── Records provided ──

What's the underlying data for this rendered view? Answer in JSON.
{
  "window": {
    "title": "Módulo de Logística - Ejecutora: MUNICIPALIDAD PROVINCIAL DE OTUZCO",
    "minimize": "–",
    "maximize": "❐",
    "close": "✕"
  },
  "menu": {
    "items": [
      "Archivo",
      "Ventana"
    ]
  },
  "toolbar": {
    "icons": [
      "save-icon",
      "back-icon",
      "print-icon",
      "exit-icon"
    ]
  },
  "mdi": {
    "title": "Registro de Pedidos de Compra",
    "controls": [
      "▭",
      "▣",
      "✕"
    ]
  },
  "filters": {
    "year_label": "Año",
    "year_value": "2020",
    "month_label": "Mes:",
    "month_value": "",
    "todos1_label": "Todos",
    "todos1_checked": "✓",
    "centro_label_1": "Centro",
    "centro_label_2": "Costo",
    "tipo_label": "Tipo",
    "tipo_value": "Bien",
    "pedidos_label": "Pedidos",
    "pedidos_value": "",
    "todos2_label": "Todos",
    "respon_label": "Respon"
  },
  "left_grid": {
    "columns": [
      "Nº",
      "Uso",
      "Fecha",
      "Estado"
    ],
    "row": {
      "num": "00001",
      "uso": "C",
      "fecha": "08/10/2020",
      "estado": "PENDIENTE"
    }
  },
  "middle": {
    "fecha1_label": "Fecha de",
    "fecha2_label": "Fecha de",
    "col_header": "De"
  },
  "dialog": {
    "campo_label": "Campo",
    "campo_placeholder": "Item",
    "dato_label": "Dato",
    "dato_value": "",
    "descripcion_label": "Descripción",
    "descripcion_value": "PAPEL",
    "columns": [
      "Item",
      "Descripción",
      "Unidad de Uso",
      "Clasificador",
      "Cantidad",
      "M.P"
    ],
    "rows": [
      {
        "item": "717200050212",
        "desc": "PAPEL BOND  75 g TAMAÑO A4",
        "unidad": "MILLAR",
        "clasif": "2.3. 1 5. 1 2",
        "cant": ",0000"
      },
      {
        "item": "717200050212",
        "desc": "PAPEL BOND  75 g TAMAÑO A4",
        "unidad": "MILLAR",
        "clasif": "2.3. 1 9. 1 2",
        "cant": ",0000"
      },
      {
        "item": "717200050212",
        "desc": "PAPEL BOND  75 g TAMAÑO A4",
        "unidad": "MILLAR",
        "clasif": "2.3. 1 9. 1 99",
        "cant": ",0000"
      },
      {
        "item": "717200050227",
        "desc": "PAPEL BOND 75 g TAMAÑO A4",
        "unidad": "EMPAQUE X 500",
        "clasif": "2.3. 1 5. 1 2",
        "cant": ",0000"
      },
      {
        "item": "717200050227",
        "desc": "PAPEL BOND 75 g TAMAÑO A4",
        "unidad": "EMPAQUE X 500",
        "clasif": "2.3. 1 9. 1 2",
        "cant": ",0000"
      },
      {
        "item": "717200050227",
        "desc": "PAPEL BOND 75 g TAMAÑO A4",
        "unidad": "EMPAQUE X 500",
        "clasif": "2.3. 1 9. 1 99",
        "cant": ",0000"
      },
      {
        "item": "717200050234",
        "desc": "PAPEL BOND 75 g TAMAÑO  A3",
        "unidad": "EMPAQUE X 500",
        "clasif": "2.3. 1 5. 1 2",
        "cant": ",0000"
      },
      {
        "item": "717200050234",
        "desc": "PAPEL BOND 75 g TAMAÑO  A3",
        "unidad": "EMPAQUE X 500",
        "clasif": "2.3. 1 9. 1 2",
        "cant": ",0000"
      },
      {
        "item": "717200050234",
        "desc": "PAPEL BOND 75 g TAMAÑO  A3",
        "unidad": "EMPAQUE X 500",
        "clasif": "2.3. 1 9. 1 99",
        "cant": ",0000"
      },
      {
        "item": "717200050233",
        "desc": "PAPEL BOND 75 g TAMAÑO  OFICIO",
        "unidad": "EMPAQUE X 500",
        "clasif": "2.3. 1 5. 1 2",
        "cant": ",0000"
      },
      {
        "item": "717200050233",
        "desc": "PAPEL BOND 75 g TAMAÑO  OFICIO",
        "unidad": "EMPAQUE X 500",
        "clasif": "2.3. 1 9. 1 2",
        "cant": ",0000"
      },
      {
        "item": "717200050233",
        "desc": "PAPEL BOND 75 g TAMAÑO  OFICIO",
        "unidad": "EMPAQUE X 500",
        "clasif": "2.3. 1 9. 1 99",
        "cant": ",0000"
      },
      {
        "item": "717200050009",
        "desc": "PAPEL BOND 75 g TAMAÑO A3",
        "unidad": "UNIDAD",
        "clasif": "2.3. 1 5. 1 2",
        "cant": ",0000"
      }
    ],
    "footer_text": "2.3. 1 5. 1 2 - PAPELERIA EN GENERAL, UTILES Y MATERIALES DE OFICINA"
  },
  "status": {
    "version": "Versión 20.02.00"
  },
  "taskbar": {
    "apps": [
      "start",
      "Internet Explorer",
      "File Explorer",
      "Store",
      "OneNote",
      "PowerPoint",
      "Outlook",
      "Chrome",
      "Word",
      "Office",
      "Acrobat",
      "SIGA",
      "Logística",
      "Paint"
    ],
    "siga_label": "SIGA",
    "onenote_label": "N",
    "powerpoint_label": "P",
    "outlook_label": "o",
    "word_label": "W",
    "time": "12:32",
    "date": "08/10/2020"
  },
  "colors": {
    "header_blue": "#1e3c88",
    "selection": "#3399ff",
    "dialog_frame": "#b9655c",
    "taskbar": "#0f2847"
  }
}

───

Without changing a word, restate the whole listing.

What's the underlying data for this rendered view? Answer in JSON.
{
  "window": {
    "title": "Módulo de Logística - Ejecutora: MUNICIPALIDAD PROVINCIAL DE OTUZCO",
    "minimize": "–",
    "maximize": "❐",
    "close": "✕"
  },
  "menu": {
    "items": [
      "Archivo",
      "Ventana"
    ]
  },
  "toolbar": {
    "icons": [
      "save-icon",
      "back-icon",
      "print-icon",
      "exit-icon"
    ]
  },
  "mdi": {
    "title": "Registro de Pedidos de Compra",
    "controls": [
      "▭",
      "▣",
      "✕"
    ]
  },
  "filters": {
    "year_label": "Año",
    "year_value": "2020",
    "month_label": "Mes:",
    "month_value": "",
    "todos1_label": "Todos",
    "todos1_checked": "✓",
    "centro_label_1": "Centro",
    "centro_label_2": "Costo",
    "tipo_label": "Tipo",
    "tipo_value": "Bien",
    "pedidos_label": "Pedidos",
    "pedidos_value": "",
    "todos2_label": "Todos",
    "respon_label": "Respon"
  },
  "left_grid": {
    "columns": [
      "Nº",
      "Uso",
      "Fecha",
      "Estado"
    ],
    "row": {
      "num": "00001",
      "uso": "C",
      "fecha": "08/10/2020",
      "estado": "PENDIENTE"
    }
  },
  "middle": {
    "fecha1_label": "Fecha de",
    "fecha2_label": "Fecha de",
    "col_header": "De"
  },
  "dialog": {
    "campo_label": "Campo",
    "campo_placeholder": "Item",
    "dato_label": "Dato",
    "dato_value": "",
    "descripcion_label": "Descripción",
    "descripcion_value": "PAPEL",
    "columns": [
      "Item",
      "Descripción",
      "Unidad de Uso",
      "Clasificador",
      "Cantidad",
      "M.P"
    ],
    "rows": [
      {
        "item": "717200050212",
        "desc": "PAPEL BOND  75 g TAMAÑO A4",
        "unidad": "MILLAR",
        "clasif": "2.3. 1 5. 1 2",
        "cant": ",0000"
      },
      {
        "item": "717200050212",
        "desc": "PAPEL BOND  75 g TAMAÑO A4",
        "unidad": "MILLAR",
        "clasif": "2.3. 1 9. 1 2",
        "cant": ",0000"
      },
      {
        "item": "717200050212",
        "desc": "PAPEL BOND  75 g TAMAÑO A4",
        "unidad": "MILLAR",
        "clasif": "2.3. 1 9. 1 99",
        "cant": ",0000"
      },
      {
        "item": "717200050227",
        "desc": "PAPEL BOND 75 g TAMAÑO A4",
        "unidad": "EMPAQUE X 500",
        "clasif": "2.3. 1 5. 1 2",
        "cant": ",0000"
      },
      {
        "item": "717200050227",
        "desc": "PAPEL BOND 75 g TAMAÑO A4",
        "unidad": "EMPAQUE X 500",
        "clasif": "2.3. 1 9. 1 2",
        "cant": ",0000"
      },
      {
        "item": "717200050227",
        "desc": "PAPEL BOND 75 g TAMAÑO A4",
        "unidad": "EMPAQUE X 500",
        "clasif": "2.3. 1 9. 1 99",
        "cant": ",0000"
      },
      {
        "item": "717200050234",
        "desc": "PAPEL BOND 75 g TAMAÑO  A3",
        "unidad": "EMPAQUE X 500",
        "clasif": "2.3. 1 5. 1 2",
        "cant": ",0000"
      },
      {
        "item": "717200050234",
        "desc": "PAPEL BOND 75 g TAMAÑO  A3",
        "unidad": "EMPAQUE X 500",
        "clasif": "2.3. 1 9. 1 2",
        "cant": ",0000"
      },
      {
        "item": "717200050234",
        "desc": "PAPEL BOND 75 g TAMAÑO  A3",
        "unidad": "EMPAQUE X 500",
        "clasif": "2.3. 1 9. 1 99",
        "cant": ",0000"
      },
      {
        "item": "717200050233",
        "desc": "PAPEL BOND 75 g TAMAÑO  OFICIO",
        "unidad": "EMPAQUE X 500",
        "clasif": "2.3. 1 5. 1 2",
        "cant": ",0000"
      },
      {
        "item": "717200050233",
        "desc": "PAPEL BOND 75 g TAMAÑO  OFICIO",
        "unidad": "EMPAQUE X 500",
        "clasif": "2.3. 1 9. 1 2",
        "cant": ",0000"
      },
      {
        "item": "717200050233",
        "desc": "PAPEL BOND 75 g TAMAÑO  OFICIO",
        "unidad": "EMPAQUE X 500",
        "clasif": "2.3. 1 9. 1 99",
        "cant": ",0000"
      },
      {
        "item": "717200050009",
        "desc": "PAPEL BOND 75 g TAMAÑO A3",
        "unidad": "UNIDAD",
        "clasif": "2.3. 1 5. 1 2",
        "cant": ",0000"
      }
    ],
    "footer_text": "2.3. 1 5. 1 2 - PAPELERIA EN GENERAL, UTILES Y MATERIALES DE OFICINA"
  },
  "status": {
    "version": "Versión 20.02.00"
  },
  "taskbar": {
    "apps": [
      "start",
      "Internet Explorer",
      "File Explorer",
      "Store",
      "OneNote",
      "PowerPoint",
      "Outlook",
      "Chrome",
      "Word",
      "Office",
      "Acrobat",
      "SIGA",
      "Logística",
      "Paint"
    ],
    "siga_label": "SIGA",
    "onenote_label": "N",
    "powerpoint_label": "P",
    "outlook_label": "o",
    "word_label": "W",
    "time": "12:32",
    "date": "08/10/2020"
  },
  "colors": {
    "header_blue": "#1e3c88",
    "selection": "#3399ff",
    "dialog_frame": "#b9655c",
    "taskbar": "#0f2847"
  }
}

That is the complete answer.